▶ _Records_
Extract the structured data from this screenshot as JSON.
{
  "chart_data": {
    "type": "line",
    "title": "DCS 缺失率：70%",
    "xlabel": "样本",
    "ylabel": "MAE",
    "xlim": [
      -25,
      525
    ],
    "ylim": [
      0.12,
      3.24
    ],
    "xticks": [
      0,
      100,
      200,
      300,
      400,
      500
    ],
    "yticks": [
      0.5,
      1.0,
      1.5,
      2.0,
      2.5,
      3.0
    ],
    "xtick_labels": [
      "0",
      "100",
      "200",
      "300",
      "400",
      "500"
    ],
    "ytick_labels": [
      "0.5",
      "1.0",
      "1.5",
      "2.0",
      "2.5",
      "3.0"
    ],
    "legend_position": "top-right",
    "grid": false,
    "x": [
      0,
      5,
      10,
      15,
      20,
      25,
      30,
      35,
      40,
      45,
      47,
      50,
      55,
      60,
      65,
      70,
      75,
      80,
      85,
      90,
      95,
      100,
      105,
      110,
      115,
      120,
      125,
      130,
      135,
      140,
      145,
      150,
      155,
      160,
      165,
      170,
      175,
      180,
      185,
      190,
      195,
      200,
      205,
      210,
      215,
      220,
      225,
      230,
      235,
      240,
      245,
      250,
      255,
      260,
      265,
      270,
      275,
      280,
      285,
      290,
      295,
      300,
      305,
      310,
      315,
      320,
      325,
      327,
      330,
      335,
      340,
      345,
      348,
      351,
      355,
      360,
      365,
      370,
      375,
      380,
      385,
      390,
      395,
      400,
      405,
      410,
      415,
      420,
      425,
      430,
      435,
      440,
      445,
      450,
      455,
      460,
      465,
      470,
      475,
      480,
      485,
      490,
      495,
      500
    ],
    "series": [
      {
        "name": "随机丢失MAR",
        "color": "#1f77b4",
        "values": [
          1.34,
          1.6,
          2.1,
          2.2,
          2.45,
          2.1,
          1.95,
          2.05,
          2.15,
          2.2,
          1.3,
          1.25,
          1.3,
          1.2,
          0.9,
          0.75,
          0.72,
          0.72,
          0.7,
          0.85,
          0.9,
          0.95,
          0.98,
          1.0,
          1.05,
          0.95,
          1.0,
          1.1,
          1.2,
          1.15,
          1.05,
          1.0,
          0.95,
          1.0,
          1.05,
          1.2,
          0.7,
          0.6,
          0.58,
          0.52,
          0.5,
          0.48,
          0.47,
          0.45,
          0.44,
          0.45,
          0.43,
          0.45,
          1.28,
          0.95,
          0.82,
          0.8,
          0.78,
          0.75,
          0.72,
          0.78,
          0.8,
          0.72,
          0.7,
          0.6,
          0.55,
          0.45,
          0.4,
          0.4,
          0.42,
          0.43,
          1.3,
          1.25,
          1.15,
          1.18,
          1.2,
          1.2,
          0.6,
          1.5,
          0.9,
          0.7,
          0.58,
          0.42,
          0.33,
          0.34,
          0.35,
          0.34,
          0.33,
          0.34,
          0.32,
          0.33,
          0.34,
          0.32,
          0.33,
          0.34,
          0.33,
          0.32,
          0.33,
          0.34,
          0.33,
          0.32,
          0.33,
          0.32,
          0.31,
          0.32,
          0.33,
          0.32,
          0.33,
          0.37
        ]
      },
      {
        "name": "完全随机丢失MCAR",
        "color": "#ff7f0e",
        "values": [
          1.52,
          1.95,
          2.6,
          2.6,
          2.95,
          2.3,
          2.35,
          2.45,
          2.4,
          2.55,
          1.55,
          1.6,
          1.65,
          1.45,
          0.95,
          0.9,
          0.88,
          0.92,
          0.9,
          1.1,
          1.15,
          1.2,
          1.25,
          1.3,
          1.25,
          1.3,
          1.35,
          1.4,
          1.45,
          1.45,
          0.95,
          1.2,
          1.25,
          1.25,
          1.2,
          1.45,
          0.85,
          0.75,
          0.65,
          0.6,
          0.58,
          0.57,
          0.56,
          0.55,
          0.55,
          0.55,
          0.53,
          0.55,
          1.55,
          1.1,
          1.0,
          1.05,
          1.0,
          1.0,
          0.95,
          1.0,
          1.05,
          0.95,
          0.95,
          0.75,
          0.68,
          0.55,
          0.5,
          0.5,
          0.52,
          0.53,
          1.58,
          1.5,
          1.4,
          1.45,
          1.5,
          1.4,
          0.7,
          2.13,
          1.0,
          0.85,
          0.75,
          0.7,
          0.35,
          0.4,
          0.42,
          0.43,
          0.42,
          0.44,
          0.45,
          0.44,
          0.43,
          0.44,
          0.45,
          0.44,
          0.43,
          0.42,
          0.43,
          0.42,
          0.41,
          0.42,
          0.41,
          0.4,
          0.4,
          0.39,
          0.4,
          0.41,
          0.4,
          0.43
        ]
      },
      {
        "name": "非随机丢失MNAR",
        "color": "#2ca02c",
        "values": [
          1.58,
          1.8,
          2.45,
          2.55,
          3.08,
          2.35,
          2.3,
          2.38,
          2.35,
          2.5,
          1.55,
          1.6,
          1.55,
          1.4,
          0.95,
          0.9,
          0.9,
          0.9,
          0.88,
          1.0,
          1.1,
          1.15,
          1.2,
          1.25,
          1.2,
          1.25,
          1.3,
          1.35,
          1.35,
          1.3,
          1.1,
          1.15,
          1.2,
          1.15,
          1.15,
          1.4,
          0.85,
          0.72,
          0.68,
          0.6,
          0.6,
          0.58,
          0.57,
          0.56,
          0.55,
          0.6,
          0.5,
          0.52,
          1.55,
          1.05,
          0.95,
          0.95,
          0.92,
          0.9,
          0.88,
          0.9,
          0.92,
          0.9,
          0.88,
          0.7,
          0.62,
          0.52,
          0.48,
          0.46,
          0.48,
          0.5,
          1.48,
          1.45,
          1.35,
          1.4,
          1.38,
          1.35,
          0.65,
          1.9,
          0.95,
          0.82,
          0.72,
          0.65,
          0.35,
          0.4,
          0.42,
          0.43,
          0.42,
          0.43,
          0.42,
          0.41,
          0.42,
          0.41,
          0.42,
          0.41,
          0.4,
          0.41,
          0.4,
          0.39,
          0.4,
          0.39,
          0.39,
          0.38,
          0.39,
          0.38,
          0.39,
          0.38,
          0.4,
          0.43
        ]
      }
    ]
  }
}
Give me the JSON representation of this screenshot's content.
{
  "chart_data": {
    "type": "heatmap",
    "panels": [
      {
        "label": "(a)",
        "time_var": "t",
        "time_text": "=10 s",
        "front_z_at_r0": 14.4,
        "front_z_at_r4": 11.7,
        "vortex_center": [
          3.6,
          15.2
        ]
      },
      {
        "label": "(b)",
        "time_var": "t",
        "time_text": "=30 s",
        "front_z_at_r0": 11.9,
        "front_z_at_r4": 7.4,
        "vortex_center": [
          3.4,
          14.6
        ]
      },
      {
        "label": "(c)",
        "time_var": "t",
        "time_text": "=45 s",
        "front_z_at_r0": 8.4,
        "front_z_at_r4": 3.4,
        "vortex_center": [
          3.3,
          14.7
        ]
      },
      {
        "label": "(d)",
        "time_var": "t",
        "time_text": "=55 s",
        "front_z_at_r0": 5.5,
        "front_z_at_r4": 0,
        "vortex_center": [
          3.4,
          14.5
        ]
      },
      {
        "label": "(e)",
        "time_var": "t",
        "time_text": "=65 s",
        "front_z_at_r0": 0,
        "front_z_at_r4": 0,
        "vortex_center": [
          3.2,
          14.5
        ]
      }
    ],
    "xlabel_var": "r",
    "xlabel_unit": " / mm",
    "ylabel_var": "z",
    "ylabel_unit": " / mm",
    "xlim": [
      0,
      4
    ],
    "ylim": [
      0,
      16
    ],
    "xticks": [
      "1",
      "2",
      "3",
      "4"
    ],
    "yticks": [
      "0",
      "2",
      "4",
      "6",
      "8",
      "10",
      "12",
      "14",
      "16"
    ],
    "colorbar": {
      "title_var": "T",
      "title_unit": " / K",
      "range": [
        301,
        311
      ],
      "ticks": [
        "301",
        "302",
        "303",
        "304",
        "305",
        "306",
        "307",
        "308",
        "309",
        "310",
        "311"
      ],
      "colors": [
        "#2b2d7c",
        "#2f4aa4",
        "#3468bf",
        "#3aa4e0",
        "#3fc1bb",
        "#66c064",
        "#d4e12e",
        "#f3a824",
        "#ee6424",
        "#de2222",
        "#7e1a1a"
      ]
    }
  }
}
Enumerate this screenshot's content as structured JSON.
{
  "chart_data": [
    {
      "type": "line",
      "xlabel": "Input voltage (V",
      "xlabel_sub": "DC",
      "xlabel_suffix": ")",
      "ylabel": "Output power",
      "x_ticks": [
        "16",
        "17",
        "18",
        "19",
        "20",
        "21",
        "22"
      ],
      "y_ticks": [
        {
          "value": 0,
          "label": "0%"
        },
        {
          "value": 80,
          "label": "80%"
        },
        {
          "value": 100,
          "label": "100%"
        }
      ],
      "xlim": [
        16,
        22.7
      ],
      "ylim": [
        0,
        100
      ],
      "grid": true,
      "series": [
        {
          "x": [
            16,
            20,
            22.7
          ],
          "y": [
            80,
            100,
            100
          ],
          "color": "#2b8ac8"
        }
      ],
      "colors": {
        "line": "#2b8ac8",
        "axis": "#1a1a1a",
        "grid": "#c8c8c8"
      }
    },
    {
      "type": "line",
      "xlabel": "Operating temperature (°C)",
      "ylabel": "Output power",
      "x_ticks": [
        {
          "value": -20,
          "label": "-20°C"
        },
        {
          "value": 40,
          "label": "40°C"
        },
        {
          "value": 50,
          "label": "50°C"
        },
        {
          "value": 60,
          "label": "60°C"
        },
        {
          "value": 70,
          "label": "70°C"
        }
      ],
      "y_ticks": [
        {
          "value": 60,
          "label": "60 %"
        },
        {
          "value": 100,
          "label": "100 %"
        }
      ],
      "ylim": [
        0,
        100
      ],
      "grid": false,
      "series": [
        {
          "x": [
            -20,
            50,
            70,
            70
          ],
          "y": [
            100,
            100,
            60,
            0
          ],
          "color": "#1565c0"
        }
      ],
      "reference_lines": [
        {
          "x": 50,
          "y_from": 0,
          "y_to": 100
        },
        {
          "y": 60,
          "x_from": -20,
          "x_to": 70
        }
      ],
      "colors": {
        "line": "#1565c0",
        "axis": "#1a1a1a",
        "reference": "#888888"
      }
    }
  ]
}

▶ _Problem to work on_
Copy each line of the records that contains the word "content".

▶ _Result of the task_
Give me the JSON representation of this screenshot's content.
Enumerate this screenshot's content as structured JSON.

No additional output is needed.